WRITTEN REQUEST 1: In the text about Twunfollow, how often does the service notify you by email about who has un-followed you?
WRITTEN REQUEST 2: List every kind of account the text about Twunfollow names among the remaining 29 people who un-followed the writer.
WRITTEN REQUEST 3: Print the passage of the text about Twunfollow between "Why did they" and "I don’t know.", inclusive.

SELECTED TEXT:
=====

Twunfollow is a service that monitors your Twitter account and lets you know by email once a day who has un-followed you. You might be wondering why you should even care who un-follows you? Using Twunfollow, I spotted some interesting trends in the un-follow process. Make no mistake that for many people following and then almost immediately un-following you is a tactic to grow their follower numbers. So, if your goal is a curated and useful network, you need tools like Twunfollow to help you manage those who follow you and who you follow back.

Trends in the Twitter un-follow process

One recent Twunfollow email I received said 32 people had un-followed me. Of that number, I had only been following 3 of them back and I had no recollection of ever engaging with any of those three. It happens. When they followed me, their profiles looked interesting or they had close geographic ties to me. As I looked at the remaining 29, I saw several things.

  • Suspended accounts
  • People with only a 1,000 followers but following close to 2,000
  • People with close to 2,000 followers but only following a few hundred

Until recently, the email included the date that person had followed you. When it did include that information, I found it interesting that more than 90 percent of the people that un-followed me had only be following for 24-48 hours. In other words, if I didn’t follow them back I was of no value to them.

Why did they follow me in the first place? They are probably using a service to get their follower counts up. There is a misconception on Twitter that having more followers is what it’s all about. I’d take my 4,000+ followers (most of whom I’ve engaged with at some point over the last three years) over having 40,000 followers who I don’t know.

Someday I may have 40,000 followers but I’ll know I gained them because I’m interesting and engaging, not because I simply followed them back. If I utilized schemes and tactics to gain 40,000 followers, how authentic would that network be? It wouldn’t be.

=====

DATASET CONTENT:
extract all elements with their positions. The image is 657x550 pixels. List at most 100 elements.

=====

FULL RESPONSE 1: Once a day.

FULL RESPONSE 2:
- Suspended accounts
- People with only a 1,000 followers but following close to 2,000
- People with close to 2,000 followers but only following a few hundred

FULL RESPONSE 3:
Why did they follow me in the first place? They are probably using a service to get their follower counts up. There is a misconception on Twitter that having more followers is what it’s all about. I’d take my 4,000+ followers (most of whom I’ve engaged with at some point over the last three years) over having 40,000 followers who I don’t know.